- **Records supplied**
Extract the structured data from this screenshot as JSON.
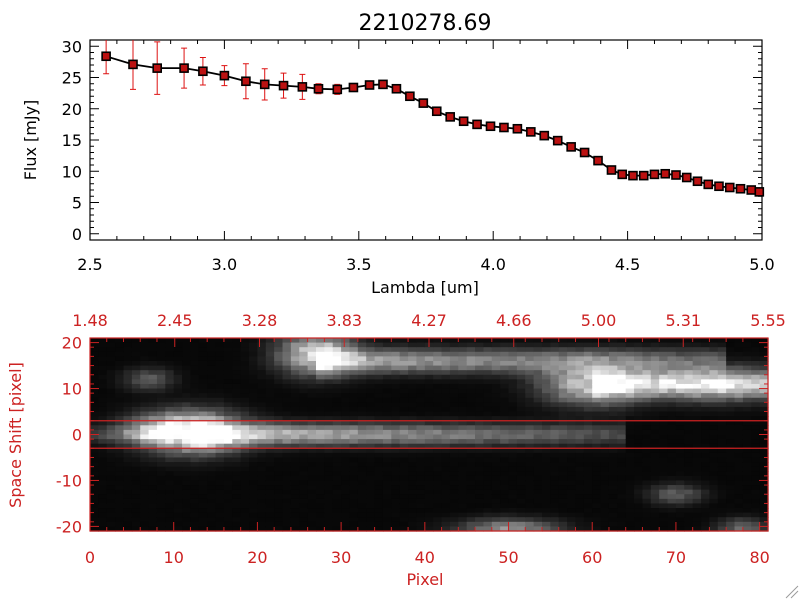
{
  "colors": {
    "axis_top": "#000000",
    "accent": "#cc2222",
    "errorbar": "#dd1111",
    "marker_fill": "#bb1111",
    "line": "#000000",
    "background": "#ffffff"
  },
  "chart_data": [
    {
      "type": "line",
      "title": "2210278.69",
      "xlabel": "Lambda [um]",
      "ylabel": "Flux [mJy]",
      "xlim": [
        2.5,
        5.0
      ],
      "ylim": [
        -1,
        31
      ],
      "xticks": [
        2.5,
        3.0,
        3.5,
        4.0,
        4.5,
        5.0
      ],
      "xtick_labels": [
        "2.5",
        "3.0",
        "3.5",
        "4.0",
        "4.5",
        "5.0"
      ],
      "yticks": [
        0,
        5,
        10,
        15,
        20,
        25,
        30
      ],
      "ytick_labels": [
        "0",
        "5",
        "10",
        "15",
        "20",
        "25",
        "30"
      ],
      "series": [
        {
          "name": "flux",
          "x": [
            2.56,
            2.66,
            2.75,
            2.85,
            2.92,
            3.0,
            3.08,
            3.15,
            3.22,
            3.29,
            3.35,
            3.42,
            3.48,
            3.54,
            3.59,
            3.64,
            3.69,
            3.74,
            3.79,
            3.84,
            3.89,
            3.94,
            3.99,
            4.04,
            4.09,
            4.14,
            4.19,
            4.24,
            4.29,
            4.34,
            4.39,
            4.44,
            4.48,
            4.52,
            4.56,
            4.6,
            4.64,
            4.68,
            4.72,
            4.76,
            4.8,
            4.84,
            4.88,
            4.92,
            4.96,
            4.99
          ],
          "y": [
            28.4,
            27.1,
            26.5,
            26.5,
            26.0,
            25.3,
            24.4,
            23.9,
            23.7,
            23.5,
            23.2,
            23.1,
            23.4,
            23.8,
            23.9,
            23.2,
            22.0,
            20.9,
            19.6,
            18.7,
            18.0,
            17.5,
            17.2,
            17.0,
            16.8,
            16.3,
            15.7,
            14.9,
            13.9,
            13.0,
            11.7,
            10.2,
            9.5,
            9.3,
            9.3,
            9.5,
            9.6,
            9.4,
            9.0,
            8.4,
            7.9,
            7.6,
            7.4,
            7.2,
            7.0,
            6.7
          ],
          "yerr": [
            2.8,
            4.0,
            4.2,
            3.2,
            2.2,
            1.6,
            2.8,
            2.5,
            2.0,
            2.0,
            0.8,
            0.8,
            0.4,
            0.4,
            0.3,
            0.3,
            0.3,
            0.3,
            0.3,
            0.3,
            0.3,
            0.3,
            0.3,
            0.3,
            0.3,
            0.3,
            0.3,
            0.3,
            0.3,
            0.3,
            0.3,
            0.3,
            0.3,
            0.3,
            0.3,
            0.3,
            0.3,
            0.3,
            0.3,
            0.3,
            0.3,
            0.3,
            0.3,
            0.3,
            0.3,
            0.3
          ]
        }
      ]
    },
    {
      "type": "heatmap",
      "xlabel": "Pixel",
      "ylabel": "Space Shift [pixel]",
      "xlim": [
        0,
        81
      ],
      "ylim": [
        -21,
        21
      ],
      "xticks": [
        0,
        10,
        20,
        30,
        40,
        50,
        60,
        70,
        80
      ],
      "xtick_labels": [
        "0",
        "10",
        "20",
        "30",
        "40",
        "50",
        "60",
        "70",
        "80"
      ],
      "yticks": [
        -20,
        -10,
        0,
        10,
        20
      ],
      "ytick_labels": [
        "-20",
        "-10",
        "0",
        "10",
        "20"
      ],
      "top_axis_label_values": [
        "1.48",
        "2.45",
        "3.28",
        "3.83",
        "4.27",
        "4.66",
        "5.00",
        "5.31",
        "5.55"
      ],
      "extraction_lines_y": [
        3,
        -3
      ],
      "cols": 81,
      "rows": 42,
      "blobs": [
        {
          "x": 12,
          "y": 0.5,
          "sx": 4,
          "sy": 3,
          "amp": 1.0
        },
        {
          "x": 8,
          "y": 1,
          "sx": 3,
          "sy": 2,
          "amp": 0.25
        },
        {
          "x": 27,
          "y": 17.5,
          "sx": 3,
          "sy": 3,
          "amp": 0.8
        },
        {
          "x": 60,
          "y": 11,
          "sx": 4,
          "sy": 3,
          "amp": 0.75
        },
        {
          "x": 75,
          "y": 11,
          "sx": 6,
          "sy": 2.5,
          "amp": 0.5
        },
        {
          "x": 7,
          "y": 12,
          "sx": 2,
          "sy": 1.6,
          "amp": 0.3
        },
        {
          "x": 70,
          "y": -13,
          "sx": 2.2,
          "sy": 1.5,
          "amp": 0.3
        },
        {
          "x": 50,
          "y": -20.5,
          "sx": 4,
          "sy": 1.5,
          "amp": 0.5
        },
        {
          "x": 78,
          "y": -20.5,
          "sx": 2,
          "sy": 1.5,
          "amp": 0.35
        }
      ],
      "streaks": [
        {
          "x0": 12,
          "x1": 64,
          "y": 0,
          "sy": 1.6,
          "amp0": 0.75,
          "amp1": 0.22
        },
        {
          "x0": 27,
          "x1": 76,
          "y": 16,
          "sy": 1.8,
          "amp0": 0.6,
          "amp1": 0.3
        },
        {
          "x0": 60,
          "x1": 81,
          "y": 11,
          "sy": 1.8,
          "amp0": 0.55,
          "amp1": 0.45
        },
        {
          "x0": 0,
          "x1": 10,
          "y": 0,
          "sy": 1.2,
          "amp0": 0.15,
          "amp1": 0.4
        }
      ]
    }
  ]
}
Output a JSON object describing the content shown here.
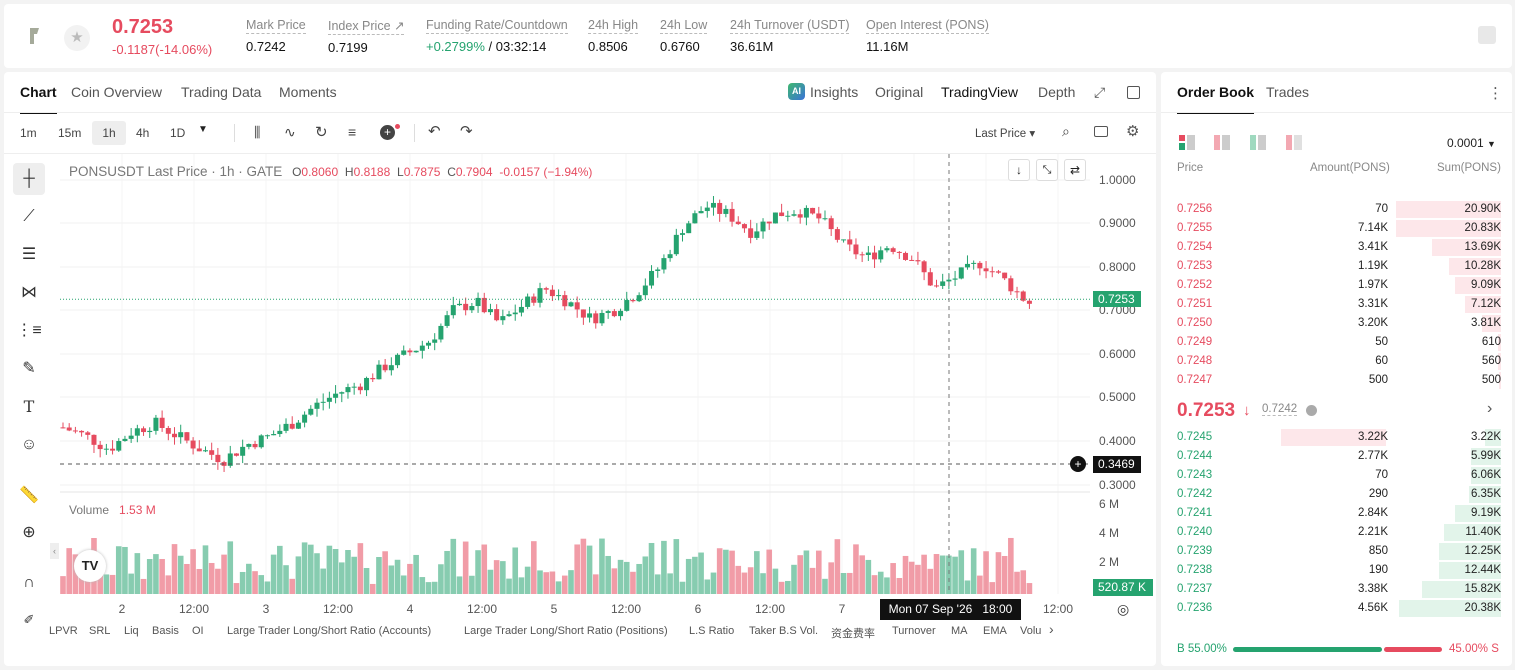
{
  "ticker": {
    "price": "0.7253",
    "change": "-0.1187(-14.06%)",
    "stats": [
      {
        "label": "Mark Price",
        "value": "0.7242"
      },
      {
        "label": "Index Price ↗",
        "value": "0.7199"
      },
      {
        "label": "Funding Rate/Countdown",
        "value_green": "+0.2799%",
        "value_rest": " / 03:32:14"
      },
      {
        "label": "24h High",
        "value": "0.8506"
      },
      {
        "label": "24h Low",
        "value": "0.6760"
      },
      {
        "label": "24h Turnover (USDT)",
        "value": "36.61M"
      },
      {
        "label": "Open Interest (PONS)",
        "value": "11.16M"
      }
    ]
  },
  "chart_tabs": [
    "Chart",
    "Coin Overview",
    "Trading Data",
    "Moments"
  ],
  "view_tabs": {
    "insights": "Insights",
    "original": "Original",
    "tradingview": "TradingView",
    "depth": "Depth"
  },
  "intervals": [
    "1m",
    "15m",
    "1h",
    "4h",
    "1D"
  ],
  "price_source": "Last Price",
  "legend": {
    "symbol": "PONSUSDT Last Price · 1h · GATE",
    "o_label": "O",
    "o": "0.8060",
    "h_label": "H",
    "h": "0.8188",
    "l_label": "L",
    "l": "0.7875",
    "c_label": "C",
    "c": "0.7904",
    "chg": "-0.0157 (−1.94%)"
  },
  "volume_label": "Volume",
  "volume_value": "1.53 M",
  "price_axis": [
    "1.0000",
    "0.9000",
    "0.8000",
    "0.7000",
    "0.6000",
    "0.5000",
    "0.4000",
    "0.3000"
  ],
  "last_price_tag": "0.7253",
  "crosshair_price": "0.3469",
  "volume_axis": [
    "6 M",
    "4 M",
    "2 M"
  ],
  "volume_tag": "520.87 K",
  "time_axis": [
    "2",
    "12:00",
    "3",
    "12:00",
    "4",
    "12:00",
    "5",
    "12:00",
    "6",
    "12:00",
    "7",
    "12:00"
  ],
  "crosshair_time": "Mon 07 Sep '26   18:00",
  "indicators": [
    "LPVR",
    "SRL",
    "Liq",
    "Basis",
    "OI",
    "Large Trader Long/Short Ratio (Accounts)",
    "Large Trader Long/Short Ratio (Positions)",
    "L.S Ratio",
    "Taker B.S Vol.",
    "资金费率",
    "Turnover",
    "MA",
    "EMA",
    "Volu"
  ],
  "orderbook": {
    "tabs": [
      "Order Book",
      "Trades"
    ],
    "precision": "0.0001",
    "headers": [
      "Price",
      "Amount(PONS)",
      "Sum(PONS)"
    ],
    "asks": [
      [
        "0.7256",
        "70",
        "20.90K"
      ],
      [
        "0.7255",
        "7.14K",
        "20.83K"
      ],
      [
        "0.7254",
        "3.41K",
        "13.69K"
      ],
      [
        "0.7253",
        "1.19K",
        "10.28K"
      ],
      [
        "0.7252",
        "1.97K",
        "9.09K"
      ],
      [
        "0.7251",
        "3.31K",
        "7.12K"
      ],
      [
        "0.7250",
        "3.20K",
        "3.81K"
      ],
      [
        "0.7249",
        "50",
        "610"
      ],
      [
        "0.7248",
        "60",
        "560"
      ],
      [
        "0.7247",
        "500",
        "500"
      ]
    ],
    "mid_price": "0.7253",
    "mid_arrow": "↓",
    "mark": "0.7242",
    "bids": [
      [
        "0.7245",
        "3.22K",
        "3.22K"
      ],
      [
        "0.7244",
        "2.77K",
        "5.99K"
      ],
      [
        "0.7243",
        "70",
        "6.06K"
      ],
      [
        "0.7242",
        "290",
        "6.35K"
      ],
      [
        "0.7241",
        "2.84K",
        "9.19K"
      ],
      [
        "0.7240",
        "2.21K",
        "11.40K"
      ],
      [
        "0.7239",
        "850",
        "12.25K"
      ],
      [
        "0.7238",
        "190",
        "12.44K"
      ],
      [
        "0.7237",
        "3.38K",
        "15.82K"
      ],
      [
        "0.7236",
        "4.56K",
        "20.38K"
      ]
    ],
    "buy_label": "B",
    "buy_pct": "55.00%",
    "sell_pct": "45.00%",
    "sell_label": "S"
  },
  "colors": {
    "up": "#25a36f",
    "down": "#e64b5f"
  }
}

- **Exercise goal**
Identify the lines that hold the word "Ratio". Copy every one of them.

- **Answer to the task**
    "Large Trader Long/Short Ratio (Accounts)",
    "Large Trader Long/Short Ratio (Positions)",
    "L.S Ratio",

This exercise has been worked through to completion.